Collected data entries
-- start --

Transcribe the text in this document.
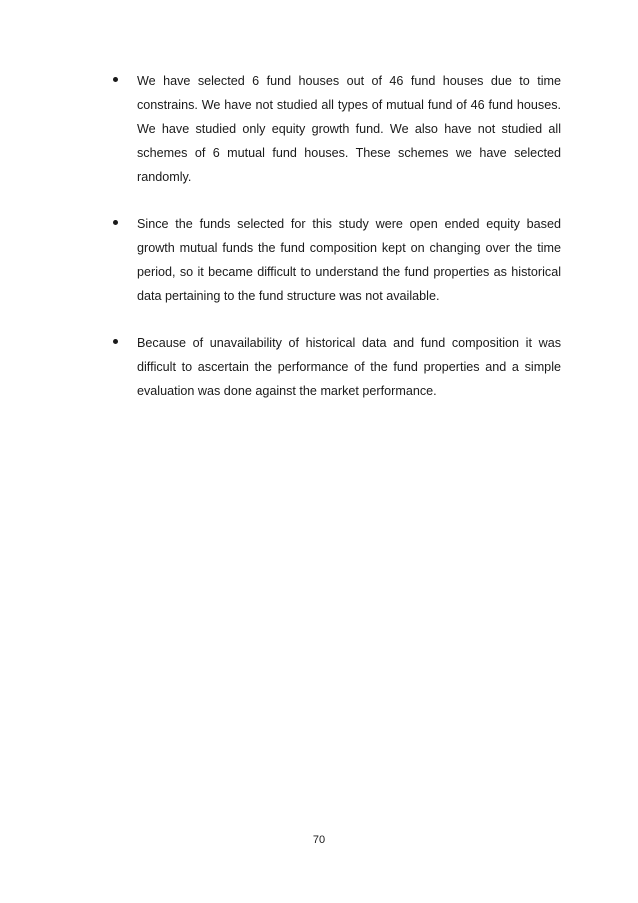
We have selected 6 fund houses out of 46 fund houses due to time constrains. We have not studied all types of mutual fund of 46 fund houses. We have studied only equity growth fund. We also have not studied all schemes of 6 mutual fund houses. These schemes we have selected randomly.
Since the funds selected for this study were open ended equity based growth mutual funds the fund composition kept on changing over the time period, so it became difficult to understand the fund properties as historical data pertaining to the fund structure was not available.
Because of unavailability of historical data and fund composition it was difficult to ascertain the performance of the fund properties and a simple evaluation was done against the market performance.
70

-- end --
-- start --

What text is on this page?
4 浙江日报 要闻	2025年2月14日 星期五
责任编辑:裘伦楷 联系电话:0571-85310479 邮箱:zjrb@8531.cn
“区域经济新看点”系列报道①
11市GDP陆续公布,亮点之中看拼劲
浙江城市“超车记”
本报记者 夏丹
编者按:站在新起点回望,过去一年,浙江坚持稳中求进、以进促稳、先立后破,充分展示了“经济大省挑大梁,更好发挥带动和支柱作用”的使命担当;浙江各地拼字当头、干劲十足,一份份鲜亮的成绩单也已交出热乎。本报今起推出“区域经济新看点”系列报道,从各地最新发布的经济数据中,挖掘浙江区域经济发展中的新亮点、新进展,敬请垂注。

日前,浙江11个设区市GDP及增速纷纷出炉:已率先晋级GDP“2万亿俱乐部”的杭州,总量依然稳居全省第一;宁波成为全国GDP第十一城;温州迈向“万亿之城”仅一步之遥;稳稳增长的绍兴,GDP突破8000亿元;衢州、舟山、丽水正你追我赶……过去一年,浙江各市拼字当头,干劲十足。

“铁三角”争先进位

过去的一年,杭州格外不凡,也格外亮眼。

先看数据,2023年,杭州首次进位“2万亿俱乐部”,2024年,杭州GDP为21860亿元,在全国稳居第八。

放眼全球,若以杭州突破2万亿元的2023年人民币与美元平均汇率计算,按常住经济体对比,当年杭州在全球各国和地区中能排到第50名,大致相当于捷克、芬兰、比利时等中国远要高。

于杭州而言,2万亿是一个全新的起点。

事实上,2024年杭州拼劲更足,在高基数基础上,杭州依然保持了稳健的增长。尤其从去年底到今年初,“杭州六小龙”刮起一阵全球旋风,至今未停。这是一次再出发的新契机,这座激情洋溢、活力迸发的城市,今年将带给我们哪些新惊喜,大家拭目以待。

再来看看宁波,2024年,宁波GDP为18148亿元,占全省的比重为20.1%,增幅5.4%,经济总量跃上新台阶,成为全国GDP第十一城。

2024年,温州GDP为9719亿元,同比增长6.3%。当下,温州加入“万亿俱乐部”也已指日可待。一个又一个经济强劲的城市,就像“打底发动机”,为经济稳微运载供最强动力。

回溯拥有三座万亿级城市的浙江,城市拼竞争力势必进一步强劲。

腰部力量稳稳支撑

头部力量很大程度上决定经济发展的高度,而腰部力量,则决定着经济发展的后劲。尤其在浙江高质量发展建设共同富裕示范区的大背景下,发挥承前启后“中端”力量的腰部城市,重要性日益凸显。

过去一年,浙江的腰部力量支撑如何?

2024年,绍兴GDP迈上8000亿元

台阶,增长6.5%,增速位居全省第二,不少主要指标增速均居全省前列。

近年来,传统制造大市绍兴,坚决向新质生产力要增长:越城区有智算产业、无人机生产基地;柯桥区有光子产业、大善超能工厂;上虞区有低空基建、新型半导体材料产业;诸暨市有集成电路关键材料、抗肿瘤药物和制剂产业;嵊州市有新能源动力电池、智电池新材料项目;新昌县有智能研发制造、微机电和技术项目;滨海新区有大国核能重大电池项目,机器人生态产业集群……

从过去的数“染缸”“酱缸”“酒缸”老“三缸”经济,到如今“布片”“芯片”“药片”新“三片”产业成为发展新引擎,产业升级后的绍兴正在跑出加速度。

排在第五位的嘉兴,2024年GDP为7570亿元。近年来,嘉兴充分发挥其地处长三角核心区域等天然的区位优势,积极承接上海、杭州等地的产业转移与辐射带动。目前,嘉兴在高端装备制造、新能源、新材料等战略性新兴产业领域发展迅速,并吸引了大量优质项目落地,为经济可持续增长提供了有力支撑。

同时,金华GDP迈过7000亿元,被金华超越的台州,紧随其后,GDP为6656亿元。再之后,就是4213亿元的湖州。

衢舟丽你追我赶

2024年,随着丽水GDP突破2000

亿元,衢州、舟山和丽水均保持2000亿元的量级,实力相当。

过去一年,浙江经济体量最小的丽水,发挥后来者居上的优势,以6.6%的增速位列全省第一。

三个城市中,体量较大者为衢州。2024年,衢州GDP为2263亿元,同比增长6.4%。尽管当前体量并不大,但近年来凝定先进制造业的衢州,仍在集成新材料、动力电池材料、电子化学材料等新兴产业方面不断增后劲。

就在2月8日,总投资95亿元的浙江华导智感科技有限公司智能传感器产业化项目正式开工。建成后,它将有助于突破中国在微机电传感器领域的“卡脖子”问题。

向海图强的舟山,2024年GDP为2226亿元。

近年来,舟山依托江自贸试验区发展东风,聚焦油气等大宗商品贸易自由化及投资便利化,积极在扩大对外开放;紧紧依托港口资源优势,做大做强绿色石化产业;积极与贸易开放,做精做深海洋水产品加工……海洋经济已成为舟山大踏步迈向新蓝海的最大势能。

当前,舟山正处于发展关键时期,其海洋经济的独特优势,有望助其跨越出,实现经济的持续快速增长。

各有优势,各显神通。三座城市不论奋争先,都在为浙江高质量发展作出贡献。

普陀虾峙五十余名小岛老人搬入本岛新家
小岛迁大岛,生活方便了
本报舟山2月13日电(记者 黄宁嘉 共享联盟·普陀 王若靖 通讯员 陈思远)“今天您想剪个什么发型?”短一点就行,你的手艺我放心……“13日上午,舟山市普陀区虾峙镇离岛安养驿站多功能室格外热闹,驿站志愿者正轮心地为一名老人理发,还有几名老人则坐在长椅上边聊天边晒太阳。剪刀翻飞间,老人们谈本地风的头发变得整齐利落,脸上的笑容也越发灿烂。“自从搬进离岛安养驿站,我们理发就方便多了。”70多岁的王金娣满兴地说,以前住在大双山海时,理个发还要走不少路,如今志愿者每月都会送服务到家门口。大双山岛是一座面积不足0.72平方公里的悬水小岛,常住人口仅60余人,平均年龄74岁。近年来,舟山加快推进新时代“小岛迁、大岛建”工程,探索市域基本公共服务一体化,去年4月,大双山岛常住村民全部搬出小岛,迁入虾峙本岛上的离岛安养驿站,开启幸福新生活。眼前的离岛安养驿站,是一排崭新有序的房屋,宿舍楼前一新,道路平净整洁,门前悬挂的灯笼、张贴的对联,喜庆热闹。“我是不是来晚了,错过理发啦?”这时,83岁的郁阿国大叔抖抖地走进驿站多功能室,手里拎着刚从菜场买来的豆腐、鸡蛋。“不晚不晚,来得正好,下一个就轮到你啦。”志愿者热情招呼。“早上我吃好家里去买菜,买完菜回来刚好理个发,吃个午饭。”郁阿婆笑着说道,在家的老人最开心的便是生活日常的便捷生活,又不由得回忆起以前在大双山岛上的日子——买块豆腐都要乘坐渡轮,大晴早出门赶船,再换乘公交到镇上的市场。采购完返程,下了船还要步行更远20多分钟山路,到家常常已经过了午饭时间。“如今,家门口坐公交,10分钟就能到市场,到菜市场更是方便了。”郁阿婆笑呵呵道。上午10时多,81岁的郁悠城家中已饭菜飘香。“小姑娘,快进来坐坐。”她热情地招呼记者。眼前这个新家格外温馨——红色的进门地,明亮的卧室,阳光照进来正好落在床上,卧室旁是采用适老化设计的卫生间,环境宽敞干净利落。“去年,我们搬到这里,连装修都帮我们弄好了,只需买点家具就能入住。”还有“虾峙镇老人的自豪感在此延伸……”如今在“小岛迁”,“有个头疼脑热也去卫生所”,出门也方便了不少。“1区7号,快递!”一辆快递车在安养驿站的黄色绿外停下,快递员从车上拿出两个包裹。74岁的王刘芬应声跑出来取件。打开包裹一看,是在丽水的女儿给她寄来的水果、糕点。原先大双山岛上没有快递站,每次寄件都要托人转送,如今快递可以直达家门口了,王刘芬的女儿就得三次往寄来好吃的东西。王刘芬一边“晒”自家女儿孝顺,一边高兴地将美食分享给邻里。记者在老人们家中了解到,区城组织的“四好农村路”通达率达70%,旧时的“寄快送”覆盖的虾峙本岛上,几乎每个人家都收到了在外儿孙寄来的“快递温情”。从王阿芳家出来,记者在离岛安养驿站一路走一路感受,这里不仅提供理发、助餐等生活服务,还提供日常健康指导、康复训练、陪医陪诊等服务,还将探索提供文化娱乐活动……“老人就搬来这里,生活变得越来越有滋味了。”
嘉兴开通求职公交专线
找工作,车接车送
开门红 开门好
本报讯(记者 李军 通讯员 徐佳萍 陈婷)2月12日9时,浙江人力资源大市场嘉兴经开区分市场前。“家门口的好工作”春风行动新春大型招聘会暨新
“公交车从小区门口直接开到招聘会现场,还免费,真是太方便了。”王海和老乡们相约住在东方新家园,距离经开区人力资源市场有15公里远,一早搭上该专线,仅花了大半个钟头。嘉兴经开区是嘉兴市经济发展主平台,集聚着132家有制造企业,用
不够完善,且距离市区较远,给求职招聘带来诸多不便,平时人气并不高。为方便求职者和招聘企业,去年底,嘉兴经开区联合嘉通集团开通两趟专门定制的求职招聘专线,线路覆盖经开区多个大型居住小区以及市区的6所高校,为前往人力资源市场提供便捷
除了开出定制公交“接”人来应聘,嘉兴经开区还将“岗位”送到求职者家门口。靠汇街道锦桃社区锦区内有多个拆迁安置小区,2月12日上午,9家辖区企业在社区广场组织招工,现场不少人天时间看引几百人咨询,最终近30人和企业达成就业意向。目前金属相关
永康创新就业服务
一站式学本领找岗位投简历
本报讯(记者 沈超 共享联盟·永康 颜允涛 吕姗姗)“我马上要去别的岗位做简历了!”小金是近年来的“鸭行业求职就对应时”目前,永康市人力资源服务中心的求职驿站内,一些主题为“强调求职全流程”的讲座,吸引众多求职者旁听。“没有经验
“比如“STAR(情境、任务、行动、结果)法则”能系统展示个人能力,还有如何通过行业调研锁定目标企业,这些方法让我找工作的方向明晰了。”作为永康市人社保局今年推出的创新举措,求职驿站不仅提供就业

-- end --

* [The request]: State the count of lines holding the string "this" in the listing above, and nothing else.

* [Final answer]: 3